Page element annotations:
■ ■ ■ ■ ■ ■ ■
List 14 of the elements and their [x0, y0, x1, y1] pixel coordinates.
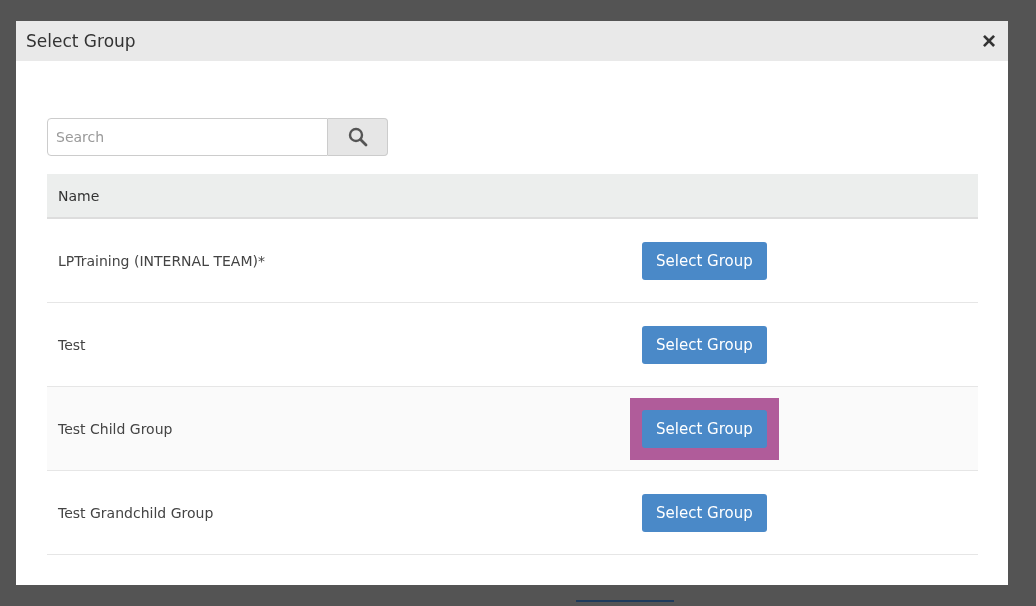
- column-header: Name: [58, 187, 100, 204]
- search-field[interactable]: Search: [47, 118, 328, 156]
- select-group-button[interactable]: Select Group: [642, 409, 767, 448]
- close-button[interactable]: ×: [978, 29, 1000, 53]
- group-name: LPTraining (INTERNAL TEAM)*: [58, 252, 266, 269]
- select-group-button[interactable]: Select Group: [642, 241, 767, 280]
- dialog-title: Select Group: [26, 31, 136, 51]
- group-name: Test Child Group: [58, 420, 174, 437]
- search-button[interactable]: [328, 118, 388, 156]
- group-name: Test Grandchild Group: [58, 504, 215, 521]
- group-name: Test: [58, 336, 87, 353]
- search-icon: [347, 127, 368, 147]
- select-group-button[interactable]: Select Group: [642, 325, 767, 364]
- select-group-button[interactable]: Select Group: [642, 493, 767, 532]
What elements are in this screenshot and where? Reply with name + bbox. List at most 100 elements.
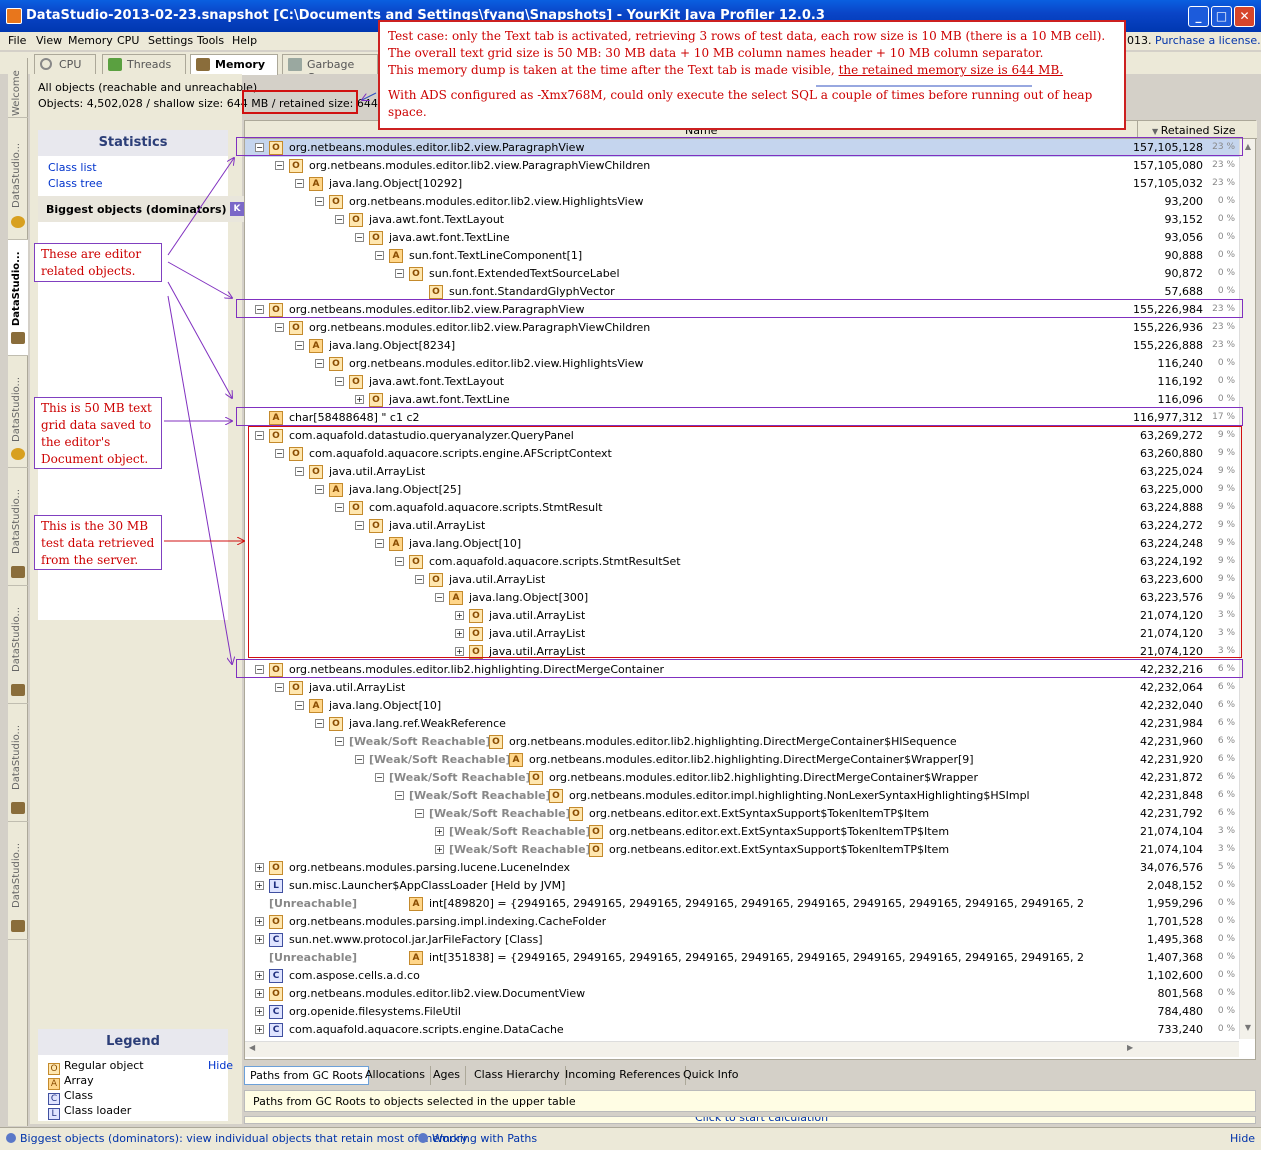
- expand-icon[interactable]: +: [255, 935, 264, 944]
- table-row[interactable]: − Osun.font.ExtendedTextSourceLabel 90,872…: [245, 265, 1239, 283]
- class-list-link[interactable]: Class list: [48, 161, 97, 174]
- tab-allocations[interactable]: Allocations: [360, 1066, 431, 1085]
- collapse-icon[interactable]: −: [295, 341, 304, 350]
- tab-ages[interactable]: Ages: [428, 1066, 467, 1085]
- collapse-icon[interactable]: −: [315, 197, 324, 206]
- table-row[interactable]: − [Weak/Soft Reachable] Aorg.netbeans.modu…: [245, 751, 1239, 769]
- menu-settings[interactable]: Settings: [148, 34, 193, 47]
- table-row[interactable]: − [Weak/Soft Reachable] Oorg.netbeans.edit…: [245, 805, 1239, 823]
- class-tree-link[interactable]: Class tree: [48, 177, 103, 190]
- table-row[interactable]: − Oorg.netbeans.modules.editor.lib2.view.…: [245, 319, 1239, 337]
- table-row[interactable]: [Unreachable] Aint[489820] = {2949165, 29…: [245, 895, 1239, 913]
- biggest-objects-item[interactable]: Biggest objects (dominators) K: [38, 196, 248, 222]
- tab-quick-info[interactable]: Quick Info: [678, 1066, 743, 1085]
- tab-paths-from-gc-roots[interactable]: Paths from GC Roots: [244, 1066, 369, 1085]
- collapse-icon[interactable]: −: [355, 755, 364, 764]
- expand-icon[interactable]: +: [355, 395, 364, 404]
- expand-icon[interactable]: +: [435, 827, 444, 836]
- table-row[interactable]: + Ccom.aquafold.aquacore.scripts.engine.D…: [245, 1021, 1239, 1039]
- vtab-snapshot-7[interactable]: DataStudio...: [8, 822, 28, 940]
- collapse-icon[interactable]: −: [375, 251, 384, 260]
- table-row[interactable]: − Oorg.netbeans.modules.editor.lib2.view.…: [245, 157, 1239, 175]
- vtab-snapshot-4[interactable]: DataStudio...: [8, 468, 28, 586]
- scroll-down-icon[interactable]: ▼: [1241, 1023, 1255, 1033]
- table-row[interactable]: − Ojava.awt.font.TextLine 93,056 0 %: [245, 229, 1239, 247]
- status-biggest-link[interactable]: Biggest objects (dominators): view indiv…: [6, 1132, 468, 1145]
- table-row[interactable]: − Ojava.awt.font.TextLayout 116,192 0 %: [245, 373, 1239, 391]
- menu-tools[interactable]: Tools: [197, 34, 224, 47]
- collapse-icon[interactable]: −: [395, 269, 404, 278]
- vtab-snapshot-2[interactable]: DataStudio...: [8, 240, 28, 356]
- tab-threads[interactable]: Threads: [102, 54, 186, 74]
- collapse-icon[interactable]: −: [275, 683, 284, 692]
- tab-incoming-references[interactable]: Incoming References: [560, 1066, 687, 1085]
- close-button[interactable]: ✕: [1234, 6, 1255, 27]
- table-row[interactable]: + Ccom.aspose.cells.a.d.co 1,102,600 0 %: [245, 967, 1239, 985]
- table-row[interactable]: − Oorg.netbeans.modules.editor.lib2.view.…: [245, 193, 1239, 211]
- table-row[interactable]: − [Weak/Soft Reachable] Oorg.netbeans.modu…: [245, 769, 1239, 787]
- menu-cpu[interactable]: CPU: [117, 34, 139, 47]
- table-row[interactable]: − Oorg.netbeans.modules.editor.lib2.view.…: [245, 355, 1239, 373]
- menu-help[interactable]: Help: [232, 34, 257, 47]
- table-row[interactable]: − Ojava.lang.ref.WeakReference 42,231,984 6…: [245, 715, 1239, 733]
- horizontal-scrollbar[interactable]: ◀ ▶: [245, 1041, 1239, 1057]
- table-row[interactable]: + Oorg.netbeans.modules.parsing.impl.inde…: [245, 913, 1239, 931]
- collapse-icon[interactable]: −: [355, 233, 364, 242]
- table-row[interactable]: − Ajava.lang.Object[10] 42,232,040 6 %: [245, 697, 1239, 715]
- table-row[interactable]: + Lsun.misc.Launcher$AppClassLoader [Held…: [245, 877, 1239, 895]
- collapse-icon[interactable]: −: [295, 701, 304, 710]
- table-row[interactable]: + Csun.net.www.protocol.jar.JarFileFactor…: [245, 931, 1239, 949]
- collapse-icon[interactable]: −: [275, 161, 284, 170]
- table-row[interactable]: + Oorg.netbeans.modules.editor.lib2.view.…: [245, 985, 1239, 1003]
- collapse-icon[interactable]: −: [335, 737, 344, 746]
- menu-view[interactable]: View: [36, 34, 62, 47]
- tab-garbage-collection[interactable]: Garbage Co: [282, 54, 378, 74]
- table-row[interactable]: − Ojava.awt.font.TextLayout 93,152 0 %: [245, 211, 1239, 229]
- expand-icon[interactable]: +: [255, 863, 264, 872]
- maximize-button[interactable]: □: [1211, 6, 1232, 27]
- collapse-icon[interactable]: −: [315, 719, 324, 728]
- table-row[interactable]: [Unreachable] Aint[351838] = {2949165, 29…: [245, 949, 1239, 967]
- collapse-icon[interactable]: −: [335, 215, 344, 224]
- minimize-button[interactable]: _: [1188, 6, 1209, 27]
- start-calculation-link[interactable]: Click to start calculation: [695, 1117, 828, 1123]
- scroll-up-icon[interactable]: ▲: [1241, 142, 1255, 152]
- table-row[interactable]: + [Weak/Soft Reachable] Oorg.netbeans.edit…: [245, 823, 1239, 841]
- tab-cpu[interactable]: CPU: [34, 54, 96, 74]
- table-row[interactable]: − [Weak/Soft Reachable] Oorg.netbeans.modu…: [245, 787, 1239, 805]
- expand-icon[interactable]: +: [255, 1025, 264, 1034]
- table-row[interactable]: − Ajava.lang.Object[8234] 155,226,888 23 %: [245, 337, 1239, 355]
- tab-class-hierarchy[interactable]: Class Hierarchy: [469, 1066, 566, 1085]
- collapse-icon[interactable]: −: [375, 773, 384, 782]
- collapse-icon[interactable]: −: [335, 377, 344, 386]
- table-row[interactable]: − Ajava.lang.Object[10292] 157,105,032 23 %: [245, 175, 1239, 193]
- vtab-welcome[interactable]: Welcome: [8, 58, 28, 118]
- collapse-icon[interactable]: −: [315, 359, 324, 368]
- table-row[interactable]: + [Weak/Soft Reachable] Oorg.netbeans.edit…: [245, 841, 1239, 859]
- vtab-snapshot-1[interactable]: DataStudio...: [8, 118, 28, 240]
- collapse-icon[interactable]: −: [295, 179, 304, 188]
- tab-memory[interactable]: Memory: [190, 54, 278, 75]
- expand-icon[interactable]: +: [255, 917, 264, 926]
- expand-icon[interactable]: +: [255, 971, 264, 980]
- table-row[interactable]: + Oorg.netbeans.modules.parsing.lucene.Lu…: [245, 859, 1239, 877]
- table-row[interactable]: − Ojava.util.ArrayList 42,232,064 6 %: [245, 679, 1239, 697]
- scroll-right-icon[interactable]: ▶: [1127, 1043, 1133, 1052]
- vtab-snapshot-6[interactable]: DataStudio...: [8, 704, 28, 822]
- collapse-icon[interactable]: −: [395, 791, 404, 800]
- expand-icon[interactable]: +: [255, 989, 264, 998]
- expand-icon[interactable]: +: [435, 845, 444, 854]
- table-row[interactable]: − [Weak/Soft Reachable] Oorg.netbeans.modu…: [245, 733, 1239, 751]
- menu-file[interactable]: File: [8, 34, 26, 47]
- status-paths-link[interactable]: Working with Paths: [418, 1132, 537, 1145]
- vtab-snapshot-3[interactable]: DataStudio...: [8, 356, 28, 468]
- purchase-license-link[interactable]: Purchase a license.: [1155, 34, 1261, 47]
- collapse-icon[interactable]: −: [415, 809, 424, 818]
- collapse-icon[interactable]: −: [275, 323, 284, 332]
- menu-memory[interactable]: Memory: [68, 34, 113, 47]
- table-row[interactable]: + Corg.openide.filesystems.FileUtil 784,48…: [245, 1003, 1239, 1021]
- expand-icon[interactable]: +: [255, 881, 264, 890]
- legend-hide-link[interactable]: Hide: [208, 1059, 233, 1072]
- expand-icon[interactable]: +: [255, 1007, 264, 1016]
- status-hide-link[interactable]: Hide: [1230, 1132, 1255, 1145]
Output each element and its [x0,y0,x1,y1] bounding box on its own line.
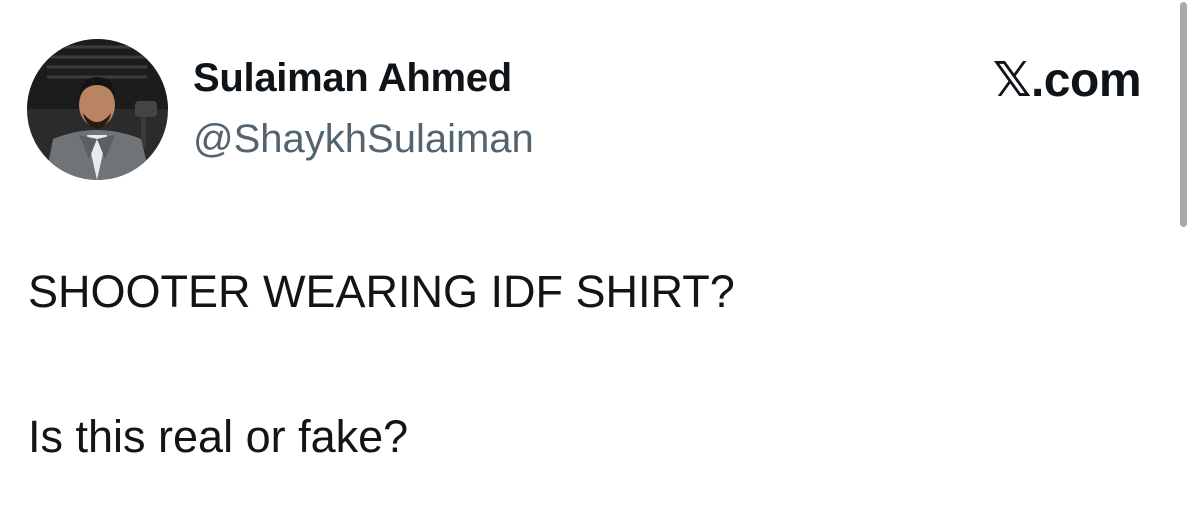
■ ■ ■ ■ ■ ■ ■
## Given problem:
Retype the stretch of the rows from the start through the line that contains "What elements are", and leave out the pictures.

## Solution to the problem:
List 14 of the elements and their [x0, y0, x1, y1] pixel coordinates.
- column-header: Name: [58, 187, 100, 204]
- search-field[interactable]: Search: [47, 118, 328, 156]
- select-group-button[interactable]: Select Group: [642, 409, 767, 448]
- close-button[interactable]: ×: [978, 29, 1000, 53]
- group-name: LPTraining (INTERNAL TEAM)*: [58, 252, 266, 269]
- select-group-button[interactable]: Select Group: [642, 241, 767, 280]
- dialog-title: Select Group: [26, 31, 136, 51]
- group-name: Test Child Group: [58, 420, 174, 437]
- search-button[interactable]: [328, 118, 388, 156]
- group-name: Test Grandchild Group: [58, 504, 215, 521]
- group-name: Test: [58, 336, 87, 353]
- search-icon: [347, 127, 368, 147]
- select-group-button[interactable]: Select Group: [642, 325, 767, 364]
- select-group-button[interactable]: Select Group: [642, 493, 767, 532]
What elements are in this screenshot and where? Reply with name + bbox. List at most 100 elements.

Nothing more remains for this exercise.